TASK PROMPT = Return the whole listing, line for line, without the pictures in it.

MATERIAL PROVIDED =
────────────────────────────────────────
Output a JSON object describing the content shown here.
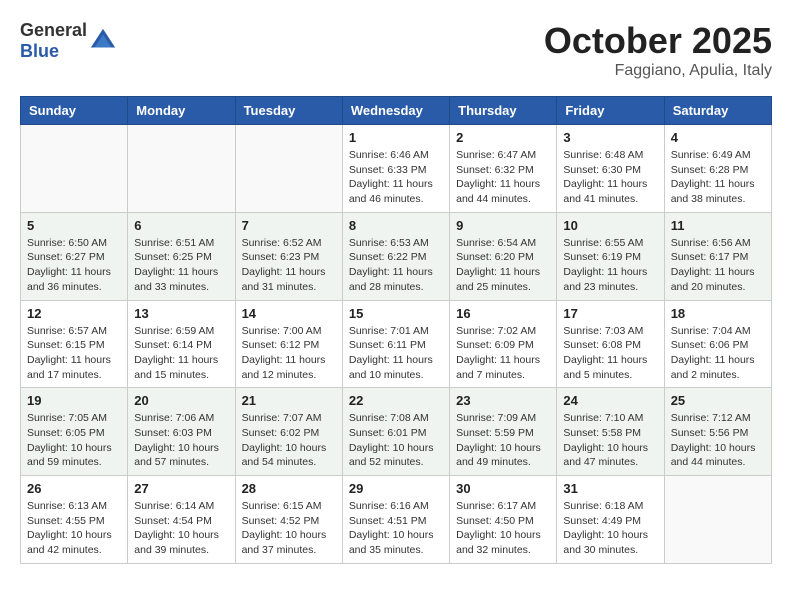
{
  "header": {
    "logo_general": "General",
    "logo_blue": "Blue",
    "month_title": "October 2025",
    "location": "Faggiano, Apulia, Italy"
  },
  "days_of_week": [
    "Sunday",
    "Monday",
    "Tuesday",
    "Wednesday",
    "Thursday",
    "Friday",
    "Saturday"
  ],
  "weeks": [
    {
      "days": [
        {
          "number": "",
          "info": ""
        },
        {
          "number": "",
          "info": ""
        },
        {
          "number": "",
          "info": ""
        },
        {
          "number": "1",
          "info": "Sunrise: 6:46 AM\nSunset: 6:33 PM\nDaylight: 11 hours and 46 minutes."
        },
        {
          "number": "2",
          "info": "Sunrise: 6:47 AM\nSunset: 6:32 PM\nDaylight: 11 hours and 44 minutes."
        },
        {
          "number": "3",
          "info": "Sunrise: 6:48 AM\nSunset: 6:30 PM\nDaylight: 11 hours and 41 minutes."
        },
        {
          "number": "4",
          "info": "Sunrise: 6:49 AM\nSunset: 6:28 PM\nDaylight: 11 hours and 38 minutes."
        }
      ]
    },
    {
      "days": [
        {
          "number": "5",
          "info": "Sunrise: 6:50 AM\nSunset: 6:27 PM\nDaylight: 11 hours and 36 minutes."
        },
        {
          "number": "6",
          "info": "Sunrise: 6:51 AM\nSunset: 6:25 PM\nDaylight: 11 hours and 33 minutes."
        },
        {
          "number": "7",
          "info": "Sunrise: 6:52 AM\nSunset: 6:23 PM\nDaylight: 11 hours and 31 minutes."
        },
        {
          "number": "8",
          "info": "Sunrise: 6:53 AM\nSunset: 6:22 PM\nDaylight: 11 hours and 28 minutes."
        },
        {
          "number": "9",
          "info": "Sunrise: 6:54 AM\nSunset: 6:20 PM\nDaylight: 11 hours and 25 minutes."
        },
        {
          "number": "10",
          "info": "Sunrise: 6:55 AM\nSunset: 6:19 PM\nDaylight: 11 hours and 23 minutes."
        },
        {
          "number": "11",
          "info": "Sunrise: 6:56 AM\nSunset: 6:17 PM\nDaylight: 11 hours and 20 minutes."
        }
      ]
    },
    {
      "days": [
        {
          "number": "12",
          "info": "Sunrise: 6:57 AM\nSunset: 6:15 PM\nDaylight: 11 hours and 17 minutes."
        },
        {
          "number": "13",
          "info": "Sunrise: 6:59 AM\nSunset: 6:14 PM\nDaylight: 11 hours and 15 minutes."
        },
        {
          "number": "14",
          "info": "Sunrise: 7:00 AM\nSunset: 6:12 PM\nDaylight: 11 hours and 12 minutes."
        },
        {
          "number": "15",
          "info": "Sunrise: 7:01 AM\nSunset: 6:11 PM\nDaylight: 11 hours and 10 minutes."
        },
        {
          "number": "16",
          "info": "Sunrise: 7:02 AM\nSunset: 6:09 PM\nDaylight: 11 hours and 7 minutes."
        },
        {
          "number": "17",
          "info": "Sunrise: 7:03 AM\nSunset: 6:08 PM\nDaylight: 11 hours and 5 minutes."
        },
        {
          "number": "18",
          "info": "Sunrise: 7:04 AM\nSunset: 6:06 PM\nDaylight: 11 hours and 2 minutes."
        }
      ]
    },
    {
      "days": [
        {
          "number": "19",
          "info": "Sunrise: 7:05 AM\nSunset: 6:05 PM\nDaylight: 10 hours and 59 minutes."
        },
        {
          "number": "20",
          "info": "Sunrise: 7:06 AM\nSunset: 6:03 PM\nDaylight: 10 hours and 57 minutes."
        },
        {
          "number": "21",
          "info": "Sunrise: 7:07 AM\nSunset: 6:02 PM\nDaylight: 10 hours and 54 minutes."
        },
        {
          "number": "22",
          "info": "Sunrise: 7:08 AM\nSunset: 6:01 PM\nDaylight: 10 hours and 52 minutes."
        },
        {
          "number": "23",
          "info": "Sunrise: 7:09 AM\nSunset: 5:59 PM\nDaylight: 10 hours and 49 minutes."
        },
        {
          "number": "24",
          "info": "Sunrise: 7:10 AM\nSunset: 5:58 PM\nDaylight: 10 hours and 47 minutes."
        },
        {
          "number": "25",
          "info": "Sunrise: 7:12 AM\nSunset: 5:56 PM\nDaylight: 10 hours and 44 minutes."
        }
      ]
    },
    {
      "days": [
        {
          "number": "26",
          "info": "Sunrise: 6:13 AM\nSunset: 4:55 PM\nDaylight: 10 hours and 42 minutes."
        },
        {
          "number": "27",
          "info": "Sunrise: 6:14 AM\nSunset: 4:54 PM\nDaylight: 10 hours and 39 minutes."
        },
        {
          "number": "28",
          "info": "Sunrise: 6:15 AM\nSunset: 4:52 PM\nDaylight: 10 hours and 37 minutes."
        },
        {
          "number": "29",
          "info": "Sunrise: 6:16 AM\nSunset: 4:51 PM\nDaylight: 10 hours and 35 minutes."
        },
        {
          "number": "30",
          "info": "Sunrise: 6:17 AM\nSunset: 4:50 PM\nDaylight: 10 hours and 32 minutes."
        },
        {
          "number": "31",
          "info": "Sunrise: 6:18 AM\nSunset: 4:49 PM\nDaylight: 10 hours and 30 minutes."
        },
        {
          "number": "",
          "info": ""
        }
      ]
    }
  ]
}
────────────────────────────────────────
ANSWER BELOW =
Output a JSON object describing the content shown here.
{
  "header": {
    "logo_general": "General",
    "logo_blue": "Blue",
    "month_title": "October 2025",
    "location": "Faggiano, Apulia, Italy"
  },
  "days_of_week": [
    "Sunday",
    "Monday",
    "Tuesday",
    "Wednesday",
    "Thursday",
    "Friday",
    "Saturday"
  ],
  "weeks": [
    {
      "days": [
        {
          "number": "",
          "info": ""
        },
        {
          "number": "",
          "info": ""
        },
        {
          "number": "",
          "info": ""
        },
        {
          "number": "1",
          "info": "Sunrise: 6:46 AM\nSunset: 6:33 PM\nDaylight: 11 hours and 46 minutes."
        },
        {
          "number": "2",
          "info": "Sunrise: 6:47 AM\nSunset: 6:32 PM\nDaylight: 11 hours and 44 minutes."
        },
        {
          "number": "3",
          "info": "Sunrise: 6:48 AM\nSunset: 6:30 PM\nDaylight: 11 hours and 41 minutes."
        },
        {
          "number": "4",
          "info": "Sunrise: 6:49 AM\nSunset: 6:28 PM\nDaylight: 11 hours and 38 minutes."
        }
      ]
    },
    {
      "days": [
        {
          "number": "5",
          "info": "Sunrise: 6:50 AM\nSunset: 6:27 PM\nDaylight: 11 hours and 36 minutes."
        },
        {
          "number": "6",
          "info": "Sunrise: 6:51 AM\nSunset: 6:25 PM\nDaylight: 11 hours and 33 minutes."
        },
        {
          "number": "7",
          "info": "Sunrise: 6:52 AM\nSunset: 6:23 PM\nDaylight: 11 hours and 31 minutes."
        },
        {
          "number": "8",
          "info": "Sunrise: 6:53 AM\nSunset: 6:22 PM\nDaylight: 11 hours and 28 minutes."
        },
        {
          "number": "9",
          "info": "Sunrise: 6:54 AM\nSunset: 6:20 PM\nDaylight: 11 hours and 25 minutes."
        },
        {
          "number": "10",
          "info": "Sunrise: 6:55 AM\nSunset: 6:19 PM\nDaylight: 11 hours and 23 minutes."
        },
        {
          "number": "11",
          "info": "Sunrise: 6:56 AM\nSunset: 6:17 PM\nDaylight: 11 hours and 20 minutes."
        }
      ]
    },
    {
      "days": [
        {
          "number": "12",
          "info": "Sunrise: 6:57 AM\nSunset: 6:15 PM\nDaylight: 11 hours and 17 minutes."
        },
        {
          "number": "13",
          "info": "Sunrise: 6:59 AM\nSunset: 6:14 PM\nDaylight: 11 hours and 15 minutes."
        },
        {
          "number": "14",
          "info": "Sunrise: 7:00 AM\nSunset: 6:12 PM\nDaylight: 11 hours and 12 minutes."
        },
        {
          "number": "15",
          "info": "Sunrise: 7:01 AM\nSunset: 6:11 PM\nDaylight: 11 hours and 10 minutes."
        },
        {
          "number": "16",
          "info": "Sunrise: 7:02 AM\nSunset: 6:09 PM\nDaylight: 11 hours and 7 minutes."
        },
        {
          "number": "17",
          "info": "Sunrise: 7:03 AM\nSunset: 6:08 PM\nDaylight: 11 hours and 5 minutes."
        },
        {
          "number": "18",
          "info": "Sunrise: 7:04 AM\nSunset: 6:06 PM\nDaylight: 11 hours and 2 minutes."
        }
      ]
    },
    {
      "days": [
        {
          "number": "19",
          "info": "Sunrise: 7:05 AM\nSunset: 6:05 PM\nDaylight: 10 hours and 59 minutes."
        },
        {
          "number": "20",
          "info": "Sunrise: 7:06 AM\nSunset: 6:03 PM\nDaylight: 10 hours and 57 minutes."
        },
        {
          "number": "21",
          "info": "Sunrise: 7:07 AM\nSunset: 6:02 PM\nDaylight: 10 hours and 54 minutes."
        },
        {
          "number": "22",
          "info": "Sunrise: 7:08 AM\nSunset: 6:01 PM\nDaylight: 10 hours and 52 minutes."
        },
        {
          "number": "23",
          "info": "Sunrise: 7:09 AM\nSunset: 5:59 PM\nDaylight: 10 hours and 49 minutes."
        },
        {
          "number": "24",
          "info": "Sunrise: 7:10 AM\nSunset: 5:58 PM\nDaylight: 10 hours and 47 minutes."
        },
        {
          "number": "25",
          "info": "Sunrise: 7:12 AM\nSunset: 5:56 PM\nDaylight: 10 hours and 44 minutes."
        }
      ]
    },
    {
      "days": [
        {
          "number": "26",
          "info": "Sunrise: 6:13 AM\nSunset: 4:55 PM\nDaylight: 10 hours and 42 minutes."
        },
        {
          "number": "27",
          "info": "Sunrise: 6:14 AM\nSunset: 4:54 PM\nDaylight: 10 hours and 39 minutes."
        },
        {
          "number": "28",
          "info": "Sunrise: 6:15 AM\nSunset: 4:52 PM\nDaylight: 10 hours and 37 minutes."
        },
        {
          "number": "29",
          "info": "Sunrise: 6:16 AM\nSunset: 4:51 PM\nDaylight: 10 hours and 35 minutes."
        },
        {
          "number": "30",
          "info": "Sunrise: 6:17 AM\nSunset: 4:50 PM\nDaylight: 10 hours and 32 minutes."
        },
        {
          "number": "31",
          "info": "Sunrise: 6:18 AM\nSunset: 4:49 PM\nDaylight: 10 hours and 30 minutes."
        },
        {
          "number": "",
          "info": ""
        }
      ]
    }
  ]
}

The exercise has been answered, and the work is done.